## Begin Data

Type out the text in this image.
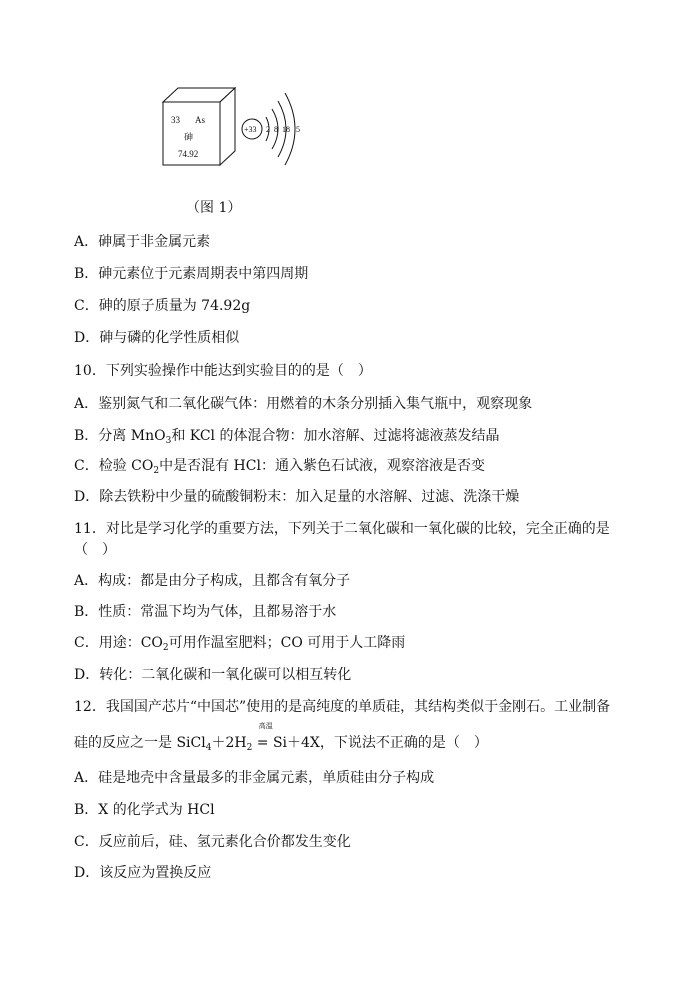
33 As
砷
74.92
+33 2 8 18 5
（图 1）
A．砷属于非金属元素
B．砷元素位于元素周期表中第四周期
C．砷的原子质量为 74.92g
D．砷与磷的化学性质相似
10．下列实验操作中能达到实验目的的是（　）
A．鉴别氮气和二氧化碳气体：用燃着的木条分别插入集气瓶中，观察现象
B．分离 MnO$_3$和 KCl 的体混合物：加水溶解、过滤将滤液蒸发结晶
C．检验 $CO_2$中是否混有 HCl：通入紫色石试液，观察溶液是否变
D．除去铁粉中少量的硫酸铜粉末：加入足量的水溶解、过滤、洗涤干燥
11．对比是学习化学的重要方法，下列关于二氧化碳和一氧化碳的比较，完全正确的是
（　）
A．构成：都是由分子构成，且都含有氧分子
B．性质：常温下均为气体，且都易溶于水
C．用途：$CO_2$可用作温室肥料；CO 可用于人工降雨
D．转化：二氧化碳和一氧化碳可以相互转化
12．我国国产芯片“中国芯”使用的是高纯度的单质硅，其结构类似于金刚石。工业制备
硅的反应之一是 $SiCl_4+2H_2$
高温
= Si＋4X，下说法不正确的是（　）
A．硅是地壳中含量最多的非金属元素，单质硅由分子构成
B．X 的化学式为 HCl
C．反应前后，硅、氢元素化合价都发生变化
D．该反应为置换反应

## End Data

Written request -> Copy the records above exactly, omitting every picture.

Response to this exercise ->
Type out the text in this image.
33 As
砷
74.92
+33 2 8 18 5
（图 1）
A．砷属于非金属元素
B．砷元素位于元素周期表中第四周期
C．砷的原子质量为 74.92g
D．砷与磷的化学性质相似
10．下列实验操作中能达到实验目的的是（　）
A．鉴别氮气和二氧化碳气体：用燃着的木条分别插入集气瓶中，观察现象
B．分离 MnO$_3$和 KCl 的体混合物：加水溶解、过滤将滤液蒸发结晶
C．检验 $CO_2$中是否混有 HCl：通入紫色石试液，观察溶液是否变
D．除去铁粉中少量的硫酸铜粉末：加入足量的水溶解、过滤、洗涤干燥
11．对比是学习化学的重要方法，下列关于二氧化碳和一氧化碳的比较，完全正确的是
（　）
A．构成：都是由分子构成，且都含有氧分子
B．性质：常温下均为气体，且都易溶于水
C．用途：$CO_2$可用作温室肥料；CO 可用于人工降雨
D．转化：二氧化碳和一氧化碳可以相互转化
12．我国国产芯片“中国芯”使用的是高纯度的单质硅，其结构类似于金刚石。工业制备
硅的反应之一是 $SiCl_4+2H_2$
高温
= Si＋4X，下说法不正确的是（　）
A．硅是地壳中含量最多的非金属元素，单质硅由分子构成
B．X 的化学式为 HCl
C．反应前后，硅、氢元素化合价都发生变化
D．该反应为置换反应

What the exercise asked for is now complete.